## TASK DIRECTIONS
Rename "x-tick-label" to "x-axis-label" throughout the lines below, and reproduce everything else without change.

## INPUT MATERIAL
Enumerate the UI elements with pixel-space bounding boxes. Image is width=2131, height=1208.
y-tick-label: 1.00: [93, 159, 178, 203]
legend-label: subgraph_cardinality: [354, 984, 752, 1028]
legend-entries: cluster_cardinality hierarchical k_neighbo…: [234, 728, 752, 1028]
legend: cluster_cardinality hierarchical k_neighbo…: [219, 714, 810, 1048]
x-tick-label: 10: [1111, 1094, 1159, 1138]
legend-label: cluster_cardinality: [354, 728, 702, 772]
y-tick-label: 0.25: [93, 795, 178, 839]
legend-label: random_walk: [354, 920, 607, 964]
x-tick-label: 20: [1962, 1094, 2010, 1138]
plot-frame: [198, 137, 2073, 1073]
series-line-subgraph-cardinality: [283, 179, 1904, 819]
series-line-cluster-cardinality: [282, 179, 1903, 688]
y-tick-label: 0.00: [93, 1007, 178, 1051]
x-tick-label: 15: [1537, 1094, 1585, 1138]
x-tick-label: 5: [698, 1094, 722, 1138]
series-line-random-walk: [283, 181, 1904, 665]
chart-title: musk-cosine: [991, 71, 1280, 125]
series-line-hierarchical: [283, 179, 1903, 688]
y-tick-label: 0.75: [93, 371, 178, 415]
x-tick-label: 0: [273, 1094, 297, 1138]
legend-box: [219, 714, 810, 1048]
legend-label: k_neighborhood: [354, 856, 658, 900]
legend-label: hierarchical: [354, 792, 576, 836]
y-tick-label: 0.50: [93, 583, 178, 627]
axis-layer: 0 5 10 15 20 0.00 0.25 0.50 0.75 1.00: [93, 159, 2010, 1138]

## OUTPUT
Enumerate the UI elements with pixel-space bounding boxes. Image is width=2131, height=1208.
y-tick-label: 1.00: [93, 159, 178, 203]
legend-label: subgraph_cardinality: [354, 984, 752, 1028]
legend-entries: cluster_cardinality hierarchical k_neighbo…: [234, 728, 752, 1028]
legend: cluster_cardinality hierarchical k_neighbo…: [219, 714, 810, 1048]
x-axis-label: 10: [1111, 1094, 1159, 1138]
legend-label: cluster_cardinality: [354, 728, 702, 772]
y-tick-label: 0.25: [93, 795, 178, 839]
legend-label: random_walk: [354, 920, 607, 964]
x-axis-label: 20: [1962, 1094, 2010, 1138]
plot-frame: [198, 137, 2073, 1073]
series-line-subgraph-cardinality: [283, 179, 1904, 819]
series-line-cluster-cardinality: [282, 179, 1903, 688]
y-tick-label: 0.00: [93, 1007, 178, 1051]
x-axis-label: 15: [1537, 1094, 1585, 1138]
x-axis-label: 5: [698, 1094, 722, 1138]
series-line-random-walk: [283, 181, 1904, 665]
chart-title: musk-cosine: [991, 71, 1280, 125]
series-line-hierarchical: [283, 179, 1903, 688]
y-tick-label: 0.75: [93, 371, 178, 415]
x-axis-label: 0: [273, 1094, 297, 1138]
legend-box: [219, 714, 810, 1048]
legend-label: k_neighborhood: [354, 856, 658, 900]
legend-label: hierarchical: [354, 792, 576, 836]
y-tick-label: 0.50: [93, 583, 178, 627]
axis-layer: 0 5 10 15 20 0.00 0.25 0.50 0.75 1.00: [93, 159, 2010, 1138]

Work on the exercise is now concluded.